Instructions to follow
Check each line of the records for "毛涤哔叽"; collect those that have it.

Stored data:

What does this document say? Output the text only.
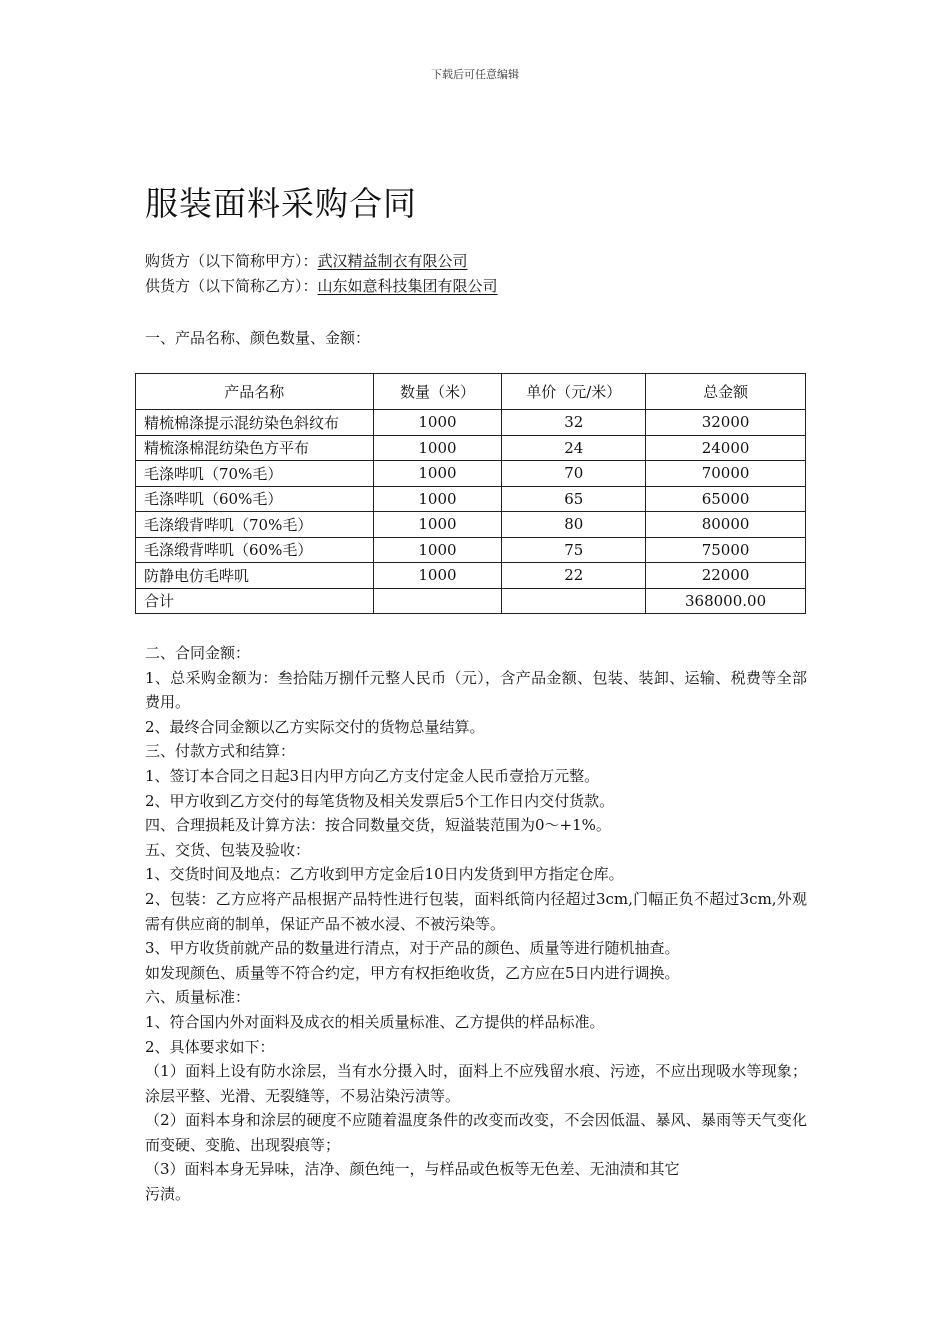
下载后可任意编辑
服装面料采购合同
购货方（以下简称甲方）：武汉精益制衣有限公司
供货方（以下简称乙方）：山东如意科技集团有限公司
一、产品名称、颜色数量、金额：
产品名称	数量（米）	单价（元/米）	总金额
精梳棉涤提示混纺染色斜纹布	1000	32	32000
精梳涤棉混纺染色方平布	1000	24	24000
毛涤哔叽（70%毛）	1000	70	70000
毛涤哔叽（60%毛）	1000	65	65000
毛涤缎背哔叽（70%毛）	1000	80	80000
毛涤缎背哔叽（60%毛）	1000	75	75000
防静电仿毛哔叽	1000	22	22000
合计			368000.00

二、合同金额：

1、总采购金额为：叁拾陆万捌仟元整人民币（元），含产品金额、包装、装卸、运输、税费等全部费用。

2、最终合同金额以乙方实际交付的货物总量结算。

三、付款方式和结算：

1、签订本合同之日起3日内甲方向乙方支付定金人民币壹拾万元整。

2、甲方收到乙方交付的每笔货物及相关发票后5个工作日内交付货款。

四、合理损耗及计算方法：按合同数量交货，短溢装范围为0～+1%。

五、交货、包装及验收：

1、交货时间及地点：乙方收到甲方定金后10日内发货到甲方指定仓库。

2、包装：乙方应将产品根据产品特性进行包装，面料纸筒内径超过3cm,门幅正负不超过3cm,外观需有供应商的制单，保证产品不被水浸、不被污染等。

3、甲方收货前就产品的数量进行清点，对于产品的颜色、质量等进行随机抽查。

如发现颜色、质量等不符合约定，甲方有权拒绝收货，乙方应在5日内进行调换。

六、质量标准：

1、符合国内外对面料及成衣的相关质量标准、乙方提供的样品标准。

2、具体要求如下：

（1）面料上设有防水涂层，当有水分摄入时，面料上不应残留水痕、污迹，不应出现吸水等现象；涂层平整、光滑、无裂缝等，不易沾染污渍等。

（2）面料本身和涂层的硬度不应随着温度条件的改变而改变，不会因低温、暴风、暴雨等天气变化而变硬、变脆、出现裂痕等；

（3）面料本身无异味，洁净、颜色纯一，与样品或色板等无色差、无油渍和其它

污渍。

Response for this exercise
毛涤哔叽（70%毛）	1000	70	70000
毛涤哔叽（60%毛）	1000	65	65000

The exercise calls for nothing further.